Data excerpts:
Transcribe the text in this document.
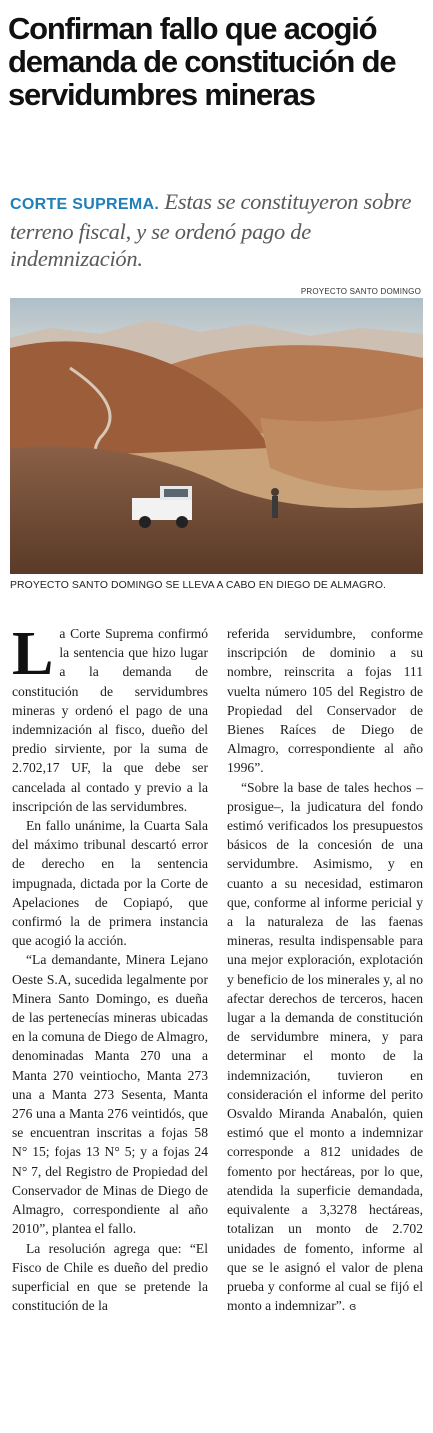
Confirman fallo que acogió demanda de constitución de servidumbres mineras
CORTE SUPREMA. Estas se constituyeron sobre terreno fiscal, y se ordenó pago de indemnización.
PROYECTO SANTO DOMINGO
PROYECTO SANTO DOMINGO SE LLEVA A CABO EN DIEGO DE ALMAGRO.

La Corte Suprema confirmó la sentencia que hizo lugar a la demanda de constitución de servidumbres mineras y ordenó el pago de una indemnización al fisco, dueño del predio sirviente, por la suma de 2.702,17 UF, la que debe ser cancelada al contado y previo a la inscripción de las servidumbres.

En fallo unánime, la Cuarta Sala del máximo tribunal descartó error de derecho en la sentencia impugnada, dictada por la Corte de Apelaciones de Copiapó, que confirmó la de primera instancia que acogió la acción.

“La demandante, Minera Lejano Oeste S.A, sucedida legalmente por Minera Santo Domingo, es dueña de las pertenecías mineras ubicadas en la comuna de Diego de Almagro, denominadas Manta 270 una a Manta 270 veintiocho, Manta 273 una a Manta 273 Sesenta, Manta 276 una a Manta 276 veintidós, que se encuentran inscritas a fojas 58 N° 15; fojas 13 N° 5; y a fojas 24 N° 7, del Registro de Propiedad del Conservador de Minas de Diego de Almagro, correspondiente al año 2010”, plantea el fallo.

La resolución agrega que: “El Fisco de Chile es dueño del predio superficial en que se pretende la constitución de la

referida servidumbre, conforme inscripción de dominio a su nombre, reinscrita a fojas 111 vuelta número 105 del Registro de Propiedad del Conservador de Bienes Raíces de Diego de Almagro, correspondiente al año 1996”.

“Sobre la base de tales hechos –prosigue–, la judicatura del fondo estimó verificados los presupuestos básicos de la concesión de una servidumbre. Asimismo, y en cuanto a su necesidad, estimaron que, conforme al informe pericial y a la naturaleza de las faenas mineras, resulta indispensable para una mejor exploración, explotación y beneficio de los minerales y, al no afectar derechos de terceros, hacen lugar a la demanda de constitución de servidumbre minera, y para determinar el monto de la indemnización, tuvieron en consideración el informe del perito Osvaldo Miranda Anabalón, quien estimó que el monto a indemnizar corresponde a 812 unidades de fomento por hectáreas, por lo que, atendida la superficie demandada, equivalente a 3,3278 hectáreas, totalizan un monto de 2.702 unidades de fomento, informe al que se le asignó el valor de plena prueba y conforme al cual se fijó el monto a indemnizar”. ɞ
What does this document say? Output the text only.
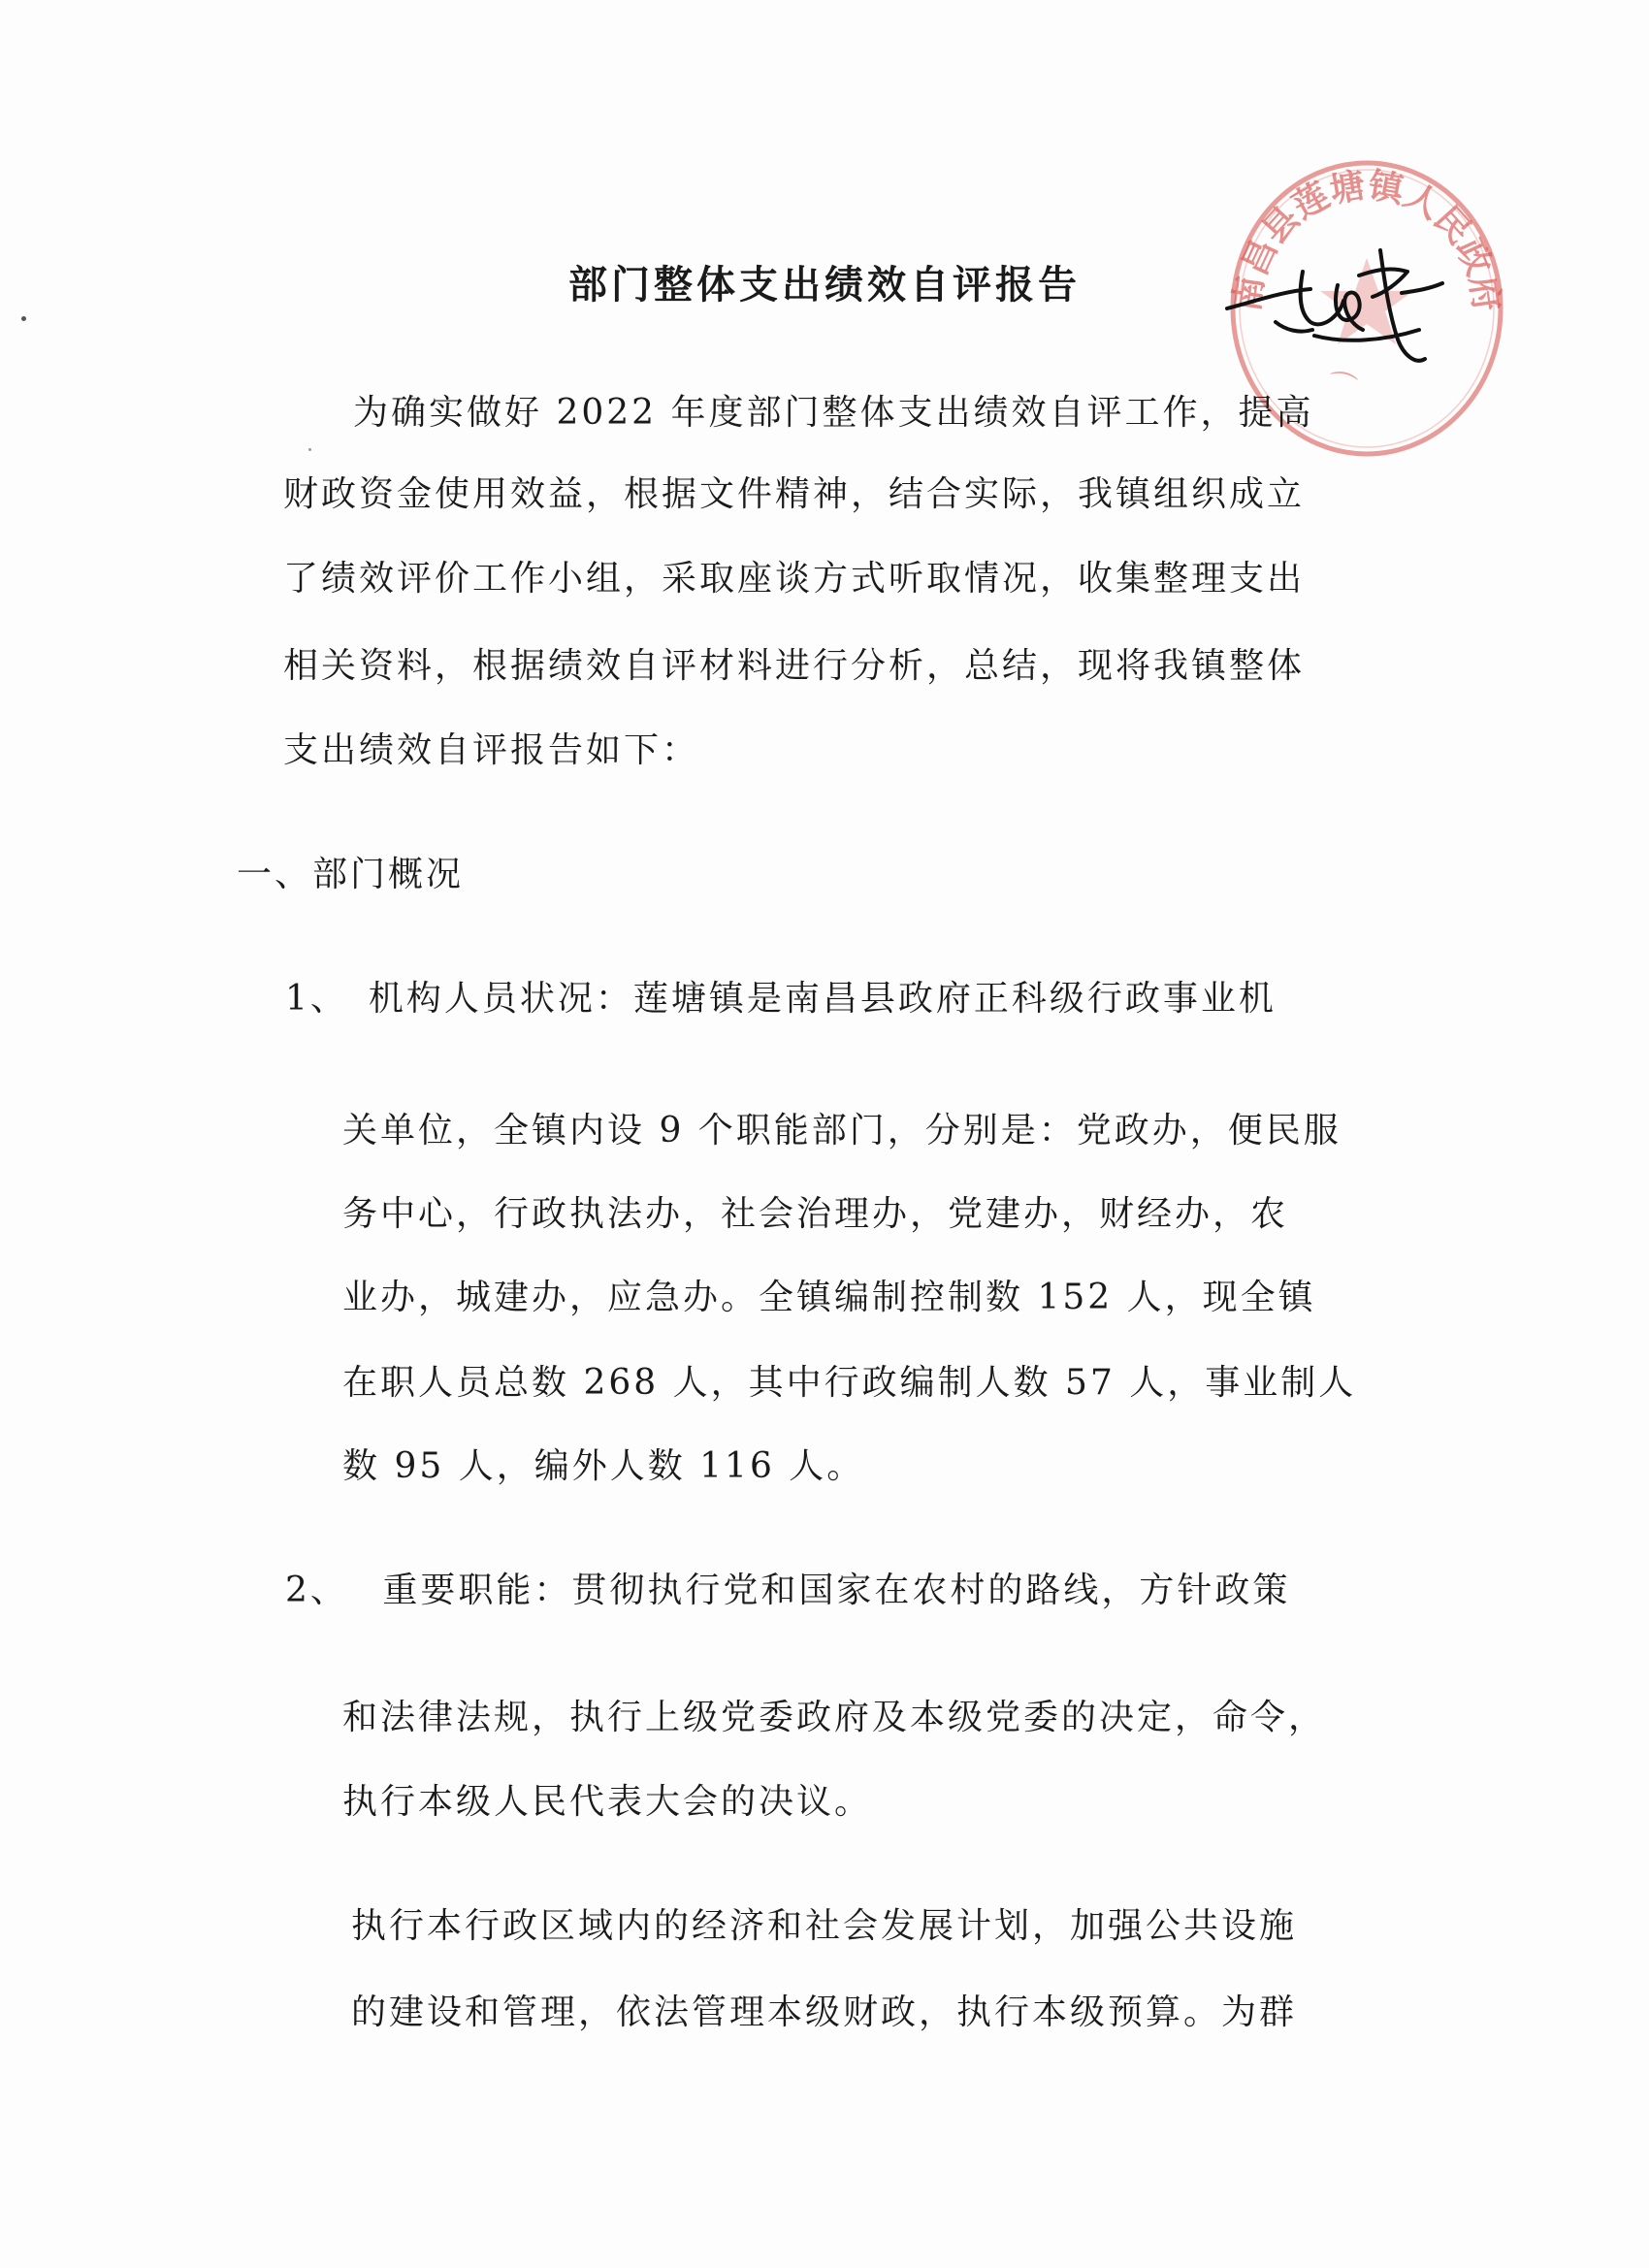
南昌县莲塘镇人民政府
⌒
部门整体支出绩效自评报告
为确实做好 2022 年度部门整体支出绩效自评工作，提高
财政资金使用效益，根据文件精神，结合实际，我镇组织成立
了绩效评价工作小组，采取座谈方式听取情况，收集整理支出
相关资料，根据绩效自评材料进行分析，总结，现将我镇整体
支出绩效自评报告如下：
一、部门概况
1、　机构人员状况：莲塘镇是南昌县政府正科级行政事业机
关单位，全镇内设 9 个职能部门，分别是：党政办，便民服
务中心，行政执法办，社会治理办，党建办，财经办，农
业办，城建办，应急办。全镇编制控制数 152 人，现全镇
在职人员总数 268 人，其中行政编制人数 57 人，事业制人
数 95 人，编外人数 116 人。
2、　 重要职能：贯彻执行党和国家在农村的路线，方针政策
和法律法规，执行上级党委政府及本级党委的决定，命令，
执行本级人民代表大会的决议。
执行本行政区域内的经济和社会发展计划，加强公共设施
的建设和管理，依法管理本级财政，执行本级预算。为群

Stated exercise
Find every line in the records that contains the word "document"; copy those lines.

Answer
Transcribe the text in this document.
What does this document say? Output the text only.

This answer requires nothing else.